**Stated goal**
The data must be returned in full and exactly as given.
** START Material provided **
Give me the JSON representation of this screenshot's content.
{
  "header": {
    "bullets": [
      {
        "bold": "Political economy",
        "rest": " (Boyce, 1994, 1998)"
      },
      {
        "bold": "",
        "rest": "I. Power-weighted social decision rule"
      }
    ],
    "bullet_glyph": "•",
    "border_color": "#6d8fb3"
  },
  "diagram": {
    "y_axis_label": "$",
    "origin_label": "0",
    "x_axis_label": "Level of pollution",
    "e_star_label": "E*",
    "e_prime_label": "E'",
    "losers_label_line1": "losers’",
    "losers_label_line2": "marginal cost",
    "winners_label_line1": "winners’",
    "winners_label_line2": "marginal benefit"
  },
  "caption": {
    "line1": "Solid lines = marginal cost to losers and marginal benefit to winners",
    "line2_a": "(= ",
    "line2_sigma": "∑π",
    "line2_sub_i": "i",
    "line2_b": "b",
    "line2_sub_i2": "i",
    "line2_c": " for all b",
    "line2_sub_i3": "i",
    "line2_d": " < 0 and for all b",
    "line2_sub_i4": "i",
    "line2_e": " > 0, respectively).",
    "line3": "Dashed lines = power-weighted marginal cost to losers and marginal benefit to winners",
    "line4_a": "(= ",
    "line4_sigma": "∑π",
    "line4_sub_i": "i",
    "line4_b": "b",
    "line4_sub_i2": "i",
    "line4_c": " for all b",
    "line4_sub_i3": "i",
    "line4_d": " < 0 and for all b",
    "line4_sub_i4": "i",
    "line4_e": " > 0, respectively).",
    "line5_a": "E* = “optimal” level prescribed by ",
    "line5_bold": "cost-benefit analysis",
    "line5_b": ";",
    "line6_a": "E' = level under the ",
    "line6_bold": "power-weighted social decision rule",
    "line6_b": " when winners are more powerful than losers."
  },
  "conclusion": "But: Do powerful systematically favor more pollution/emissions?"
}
** END Material provided **
**The result**
Give me the JSON representation of this screenshot's content.
{
  "header": {
    "bullets": [
      {
        "bold": "Political economy",
        "rest": " (Boyce, 1994, 1998)"
      },
      {
        "bold": "",
        "rest": "I. Power-weighted social decision rule"
      }
    ],
    "bullet_glyph": "•",
    "border_color": "#6d8fb3"
  },
  "diagram": {
    "y_axis_label": "$",
    "origin_label": "0",
    "x_axis_label": "Level of pollution",
    "e_star_label": "E*",
    "e_prime_label": "E'",
    "losers_label_line1": "losers’",
    "losers_label_line2": "marginal cost",
    "winners_label_line1": "winners’",
    "winners_label_line2": "marginal benefit"
  },
  "caption": {
    "line1": "Solid lines = marginal cost to losers and marginal benefit to winners",
    "line2_a": "(= ",
    "line2_sigma": "∑π",
    "line2_sub_i": "i",
    "line2_b": "b",
    "line2_sub_i2": "i",
    "line2_c": " for all b",
    "line2_sub_i3": "i",
    "line2_d": " < 0 and for all b",
    "line2_sub_i4": "i",
    "line2_e": " > 0, respectively).",
    "line3": "Dashed lines = power-weighted marginal cost to losers and marginal benefit to winners",
    "line4_a": "(= ",
    "line4_sigma": "∑π",
    "line4_sub_i": "i",
    "line4_b": "b",
    "line4_sub_i2": "i",
    "line4_c": " for all b",
    "line4_sub_i3": "i",
    "line4_d": " < 0 and for all b",
    "line4_sub_i4": "i",
    "line4_e": " > 0, respectively).",
    "line5_a": "E* = “optimal” level prescribed by ",
    "line5_bold": "cost-benefit analysis",
    "line5_b": ";",
    "line6_a": "E' = level under the ",
    "line6_bold": "power-weighted social decision rule",
    "line6_b": " when winners are more powerful than losers."
  },
  "conclusion": "But: Do powerful systematically favor more pollution/emissions?"
}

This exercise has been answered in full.